• _ZIEL DER ÜBUNG_
Schreibe den Textauszug über den Film „Wonderful Town“ im Anschluss an seinen letzten Satz weiter.

• _TEXTAUSZUG_
════
Wonderful Town hat es nur ins Forum geschafft. Wahrscheinlich, weil es sich um einen Debutfilm handelt. Auch Aditya Assarat hält sich an die Regeln. Und zwar an die von Wong Kar Wai. Beziehungsweise an die von Christopher Doyle. Langsam schwebende Kamerafahrten, liebliche Farbtöne, dünne Mädchen, die neben flatternden Vorhängen auf dem Bett liegen. Irgendwo ist ein Geisterhaus, das macht kurz Hoffnung, spielt dann aber keine große Rolle. Statt dessen bittersüße Liebesgeschichte, bittersüße Liebesgeschichtebilder, bittersüße Liebesgeschichtebilderbegleitmusik.
════
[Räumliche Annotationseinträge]
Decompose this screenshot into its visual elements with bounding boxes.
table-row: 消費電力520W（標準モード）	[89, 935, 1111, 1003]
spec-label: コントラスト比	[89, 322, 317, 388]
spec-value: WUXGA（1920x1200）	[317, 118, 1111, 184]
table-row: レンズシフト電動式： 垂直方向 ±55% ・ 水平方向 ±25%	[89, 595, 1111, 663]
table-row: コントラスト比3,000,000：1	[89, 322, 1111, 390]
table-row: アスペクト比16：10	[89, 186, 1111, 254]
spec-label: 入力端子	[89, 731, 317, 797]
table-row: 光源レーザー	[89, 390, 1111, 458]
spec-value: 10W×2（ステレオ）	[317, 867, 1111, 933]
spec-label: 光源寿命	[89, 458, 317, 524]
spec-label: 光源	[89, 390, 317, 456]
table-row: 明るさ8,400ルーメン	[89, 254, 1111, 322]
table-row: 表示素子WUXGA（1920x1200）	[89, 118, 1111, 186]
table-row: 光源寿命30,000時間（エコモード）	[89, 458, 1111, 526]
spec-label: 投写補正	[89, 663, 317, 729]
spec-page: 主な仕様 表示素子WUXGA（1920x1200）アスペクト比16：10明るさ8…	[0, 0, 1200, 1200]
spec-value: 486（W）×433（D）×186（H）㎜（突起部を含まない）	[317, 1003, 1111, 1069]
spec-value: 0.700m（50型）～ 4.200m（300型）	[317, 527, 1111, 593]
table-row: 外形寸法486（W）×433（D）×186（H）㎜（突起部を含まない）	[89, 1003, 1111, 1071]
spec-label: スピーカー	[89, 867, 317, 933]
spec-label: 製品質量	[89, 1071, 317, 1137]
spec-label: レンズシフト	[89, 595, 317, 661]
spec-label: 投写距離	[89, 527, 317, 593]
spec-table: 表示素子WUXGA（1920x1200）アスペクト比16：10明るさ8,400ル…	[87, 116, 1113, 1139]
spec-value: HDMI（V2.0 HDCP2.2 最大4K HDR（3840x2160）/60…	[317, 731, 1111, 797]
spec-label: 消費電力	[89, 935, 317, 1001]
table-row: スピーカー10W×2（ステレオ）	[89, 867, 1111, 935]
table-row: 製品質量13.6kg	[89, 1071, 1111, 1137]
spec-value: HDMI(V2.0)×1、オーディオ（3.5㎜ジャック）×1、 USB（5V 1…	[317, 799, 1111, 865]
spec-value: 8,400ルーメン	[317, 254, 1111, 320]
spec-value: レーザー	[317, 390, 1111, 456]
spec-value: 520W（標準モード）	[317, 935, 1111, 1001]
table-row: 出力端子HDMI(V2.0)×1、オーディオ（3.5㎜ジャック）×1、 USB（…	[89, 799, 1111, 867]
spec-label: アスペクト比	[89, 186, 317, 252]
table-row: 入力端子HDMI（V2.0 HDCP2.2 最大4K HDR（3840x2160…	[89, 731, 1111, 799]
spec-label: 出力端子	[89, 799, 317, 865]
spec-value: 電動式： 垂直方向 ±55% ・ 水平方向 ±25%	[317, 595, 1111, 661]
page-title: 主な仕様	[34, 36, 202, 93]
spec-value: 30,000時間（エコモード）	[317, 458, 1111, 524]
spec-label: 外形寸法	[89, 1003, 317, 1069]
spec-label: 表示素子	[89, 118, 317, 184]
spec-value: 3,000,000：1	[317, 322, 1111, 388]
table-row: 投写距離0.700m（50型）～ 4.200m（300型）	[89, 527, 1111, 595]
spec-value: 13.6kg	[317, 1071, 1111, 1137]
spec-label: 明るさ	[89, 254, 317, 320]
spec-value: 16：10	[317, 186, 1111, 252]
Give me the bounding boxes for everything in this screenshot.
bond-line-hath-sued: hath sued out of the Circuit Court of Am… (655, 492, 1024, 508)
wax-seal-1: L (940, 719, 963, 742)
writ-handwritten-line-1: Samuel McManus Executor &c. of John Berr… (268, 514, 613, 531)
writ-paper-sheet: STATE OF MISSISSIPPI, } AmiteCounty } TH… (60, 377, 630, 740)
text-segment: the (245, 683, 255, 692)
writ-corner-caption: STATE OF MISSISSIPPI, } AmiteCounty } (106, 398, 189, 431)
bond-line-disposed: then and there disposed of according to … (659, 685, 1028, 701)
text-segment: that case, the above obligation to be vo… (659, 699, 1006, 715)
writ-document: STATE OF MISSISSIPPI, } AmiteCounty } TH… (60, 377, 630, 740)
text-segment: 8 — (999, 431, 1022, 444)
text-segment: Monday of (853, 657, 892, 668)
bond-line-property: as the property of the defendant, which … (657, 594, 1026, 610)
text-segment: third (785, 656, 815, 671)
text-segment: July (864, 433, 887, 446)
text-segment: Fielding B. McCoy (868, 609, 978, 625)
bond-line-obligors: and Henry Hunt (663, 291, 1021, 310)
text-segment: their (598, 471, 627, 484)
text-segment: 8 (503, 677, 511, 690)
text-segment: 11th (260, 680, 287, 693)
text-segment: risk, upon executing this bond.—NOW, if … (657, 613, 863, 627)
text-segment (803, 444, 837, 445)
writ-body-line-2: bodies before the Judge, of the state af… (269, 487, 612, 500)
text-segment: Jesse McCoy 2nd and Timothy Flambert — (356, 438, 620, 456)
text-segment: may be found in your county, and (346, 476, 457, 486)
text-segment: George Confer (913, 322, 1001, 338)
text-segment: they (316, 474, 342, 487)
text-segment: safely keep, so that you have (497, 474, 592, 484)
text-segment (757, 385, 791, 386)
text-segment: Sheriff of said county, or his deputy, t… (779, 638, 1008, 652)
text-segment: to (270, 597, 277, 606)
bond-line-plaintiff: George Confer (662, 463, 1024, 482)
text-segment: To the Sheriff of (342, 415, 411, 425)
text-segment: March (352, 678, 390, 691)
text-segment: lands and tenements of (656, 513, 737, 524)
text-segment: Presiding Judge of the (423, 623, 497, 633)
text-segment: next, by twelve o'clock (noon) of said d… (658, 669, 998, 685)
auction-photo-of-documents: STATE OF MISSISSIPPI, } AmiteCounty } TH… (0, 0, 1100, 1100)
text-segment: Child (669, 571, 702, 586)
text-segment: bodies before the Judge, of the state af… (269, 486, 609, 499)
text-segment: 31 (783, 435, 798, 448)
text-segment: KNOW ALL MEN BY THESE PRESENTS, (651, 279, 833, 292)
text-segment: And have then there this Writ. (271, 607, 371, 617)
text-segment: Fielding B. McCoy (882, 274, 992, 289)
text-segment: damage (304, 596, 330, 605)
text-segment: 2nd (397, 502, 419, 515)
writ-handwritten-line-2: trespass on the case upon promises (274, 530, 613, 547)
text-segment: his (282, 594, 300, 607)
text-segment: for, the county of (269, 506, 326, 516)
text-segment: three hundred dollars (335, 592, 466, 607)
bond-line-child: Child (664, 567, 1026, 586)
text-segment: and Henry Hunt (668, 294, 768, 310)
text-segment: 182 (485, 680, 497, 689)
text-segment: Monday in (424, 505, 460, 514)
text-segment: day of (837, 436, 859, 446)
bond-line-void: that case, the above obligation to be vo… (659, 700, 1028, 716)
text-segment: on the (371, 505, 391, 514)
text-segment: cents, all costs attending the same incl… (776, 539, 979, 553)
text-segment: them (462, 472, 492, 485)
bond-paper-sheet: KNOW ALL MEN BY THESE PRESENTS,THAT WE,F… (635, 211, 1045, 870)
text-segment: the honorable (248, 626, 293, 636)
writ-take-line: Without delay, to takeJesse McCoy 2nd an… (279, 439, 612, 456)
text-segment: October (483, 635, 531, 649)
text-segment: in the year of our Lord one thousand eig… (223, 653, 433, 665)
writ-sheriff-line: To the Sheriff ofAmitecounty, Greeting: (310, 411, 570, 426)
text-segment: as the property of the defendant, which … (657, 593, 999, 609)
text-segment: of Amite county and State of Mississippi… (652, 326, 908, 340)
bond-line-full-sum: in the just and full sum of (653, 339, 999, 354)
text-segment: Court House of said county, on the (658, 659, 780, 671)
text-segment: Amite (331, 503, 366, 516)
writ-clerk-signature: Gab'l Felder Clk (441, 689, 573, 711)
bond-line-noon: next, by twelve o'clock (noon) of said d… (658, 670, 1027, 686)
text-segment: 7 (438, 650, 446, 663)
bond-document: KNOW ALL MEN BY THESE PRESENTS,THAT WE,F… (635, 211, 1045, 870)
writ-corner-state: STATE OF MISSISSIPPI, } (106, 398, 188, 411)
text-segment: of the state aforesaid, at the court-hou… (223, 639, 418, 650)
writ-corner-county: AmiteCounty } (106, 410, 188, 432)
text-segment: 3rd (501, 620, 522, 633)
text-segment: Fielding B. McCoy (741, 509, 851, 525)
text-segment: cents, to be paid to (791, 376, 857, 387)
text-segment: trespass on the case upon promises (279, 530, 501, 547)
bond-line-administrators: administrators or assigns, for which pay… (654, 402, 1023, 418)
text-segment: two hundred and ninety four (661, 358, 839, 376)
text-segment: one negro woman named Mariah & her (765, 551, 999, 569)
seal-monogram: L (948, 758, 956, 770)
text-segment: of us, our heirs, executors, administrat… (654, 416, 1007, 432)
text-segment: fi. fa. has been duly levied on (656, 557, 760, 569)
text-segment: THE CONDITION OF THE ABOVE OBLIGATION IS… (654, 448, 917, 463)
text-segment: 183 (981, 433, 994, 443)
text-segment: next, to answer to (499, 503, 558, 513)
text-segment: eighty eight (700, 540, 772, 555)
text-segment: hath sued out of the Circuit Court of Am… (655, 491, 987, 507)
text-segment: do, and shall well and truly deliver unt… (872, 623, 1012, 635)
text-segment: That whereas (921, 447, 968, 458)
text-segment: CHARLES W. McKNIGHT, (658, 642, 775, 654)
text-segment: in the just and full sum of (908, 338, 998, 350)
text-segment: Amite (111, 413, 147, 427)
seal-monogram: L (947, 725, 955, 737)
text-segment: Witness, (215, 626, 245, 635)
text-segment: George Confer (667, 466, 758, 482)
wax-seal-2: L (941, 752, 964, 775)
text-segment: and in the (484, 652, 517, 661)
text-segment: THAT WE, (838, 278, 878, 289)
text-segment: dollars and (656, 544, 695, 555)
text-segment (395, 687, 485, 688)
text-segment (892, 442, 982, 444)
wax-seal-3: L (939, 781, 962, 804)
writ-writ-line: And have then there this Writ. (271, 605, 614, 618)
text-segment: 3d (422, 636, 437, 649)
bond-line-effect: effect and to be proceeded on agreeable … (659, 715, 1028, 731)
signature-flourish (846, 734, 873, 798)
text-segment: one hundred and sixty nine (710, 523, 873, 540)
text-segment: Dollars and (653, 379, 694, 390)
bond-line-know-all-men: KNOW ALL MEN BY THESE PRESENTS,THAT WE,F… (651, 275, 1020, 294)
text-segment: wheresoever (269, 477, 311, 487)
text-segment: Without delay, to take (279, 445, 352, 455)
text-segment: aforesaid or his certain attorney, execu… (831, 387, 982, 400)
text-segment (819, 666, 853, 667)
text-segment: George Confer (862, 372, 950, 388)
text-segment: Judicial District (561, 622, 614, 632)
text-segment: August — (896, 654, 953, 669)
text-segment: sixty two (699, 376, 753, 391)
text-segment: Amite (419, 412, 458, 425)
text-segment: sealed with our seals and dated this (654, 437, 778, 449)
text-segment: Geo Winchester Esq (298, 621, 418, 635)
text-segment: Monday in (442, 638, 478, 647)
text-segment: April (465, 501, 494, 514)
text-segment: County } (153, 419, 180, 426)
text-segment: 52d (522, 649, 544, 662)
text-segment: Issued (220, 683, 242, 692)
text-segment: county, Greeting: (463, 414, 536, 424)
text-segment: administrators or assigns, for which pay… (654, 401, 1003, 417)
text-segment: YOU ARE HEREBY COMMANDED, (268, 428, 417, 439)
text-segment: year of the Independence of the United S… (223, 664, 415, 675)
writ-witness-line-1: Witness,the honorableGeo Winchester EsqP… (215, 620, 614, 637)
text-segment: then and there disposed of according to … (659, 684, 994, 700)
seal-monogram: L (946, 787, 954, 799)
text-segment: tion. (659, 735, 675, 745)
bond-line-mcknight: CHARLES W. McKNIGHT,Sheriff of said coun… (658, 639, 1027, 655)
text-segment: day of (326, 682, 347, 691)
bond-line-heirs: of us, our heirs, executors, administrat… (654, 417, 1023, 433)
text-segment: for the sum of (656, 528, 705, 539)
════
• _DIE AUSGABE_
Technisch ist das sehr ansehnlich und da die Narration wie bei Wong Kar Wai nicht allzu aufdringlich ist, gefällt Wonderful Town besser als Zou you. Schön ist eine Sequenz, in der die lokalen Dorfprolls die Liebenden während einer Autofahrt traktieren. Die Kamera schwebt mit dem fahrenden Auto und teilt die Verunsicherung dessen Insassen. Schön ist auch das brutale Finale, welches dann doch nicht mehr ganz im Genre aufgeht. Das letzte Bild ist dann wieder Kinopoesie der schrecklicheren Art: Zwei rosa gekleidete Kinderballerinas tanzen auf einer Steinmauer.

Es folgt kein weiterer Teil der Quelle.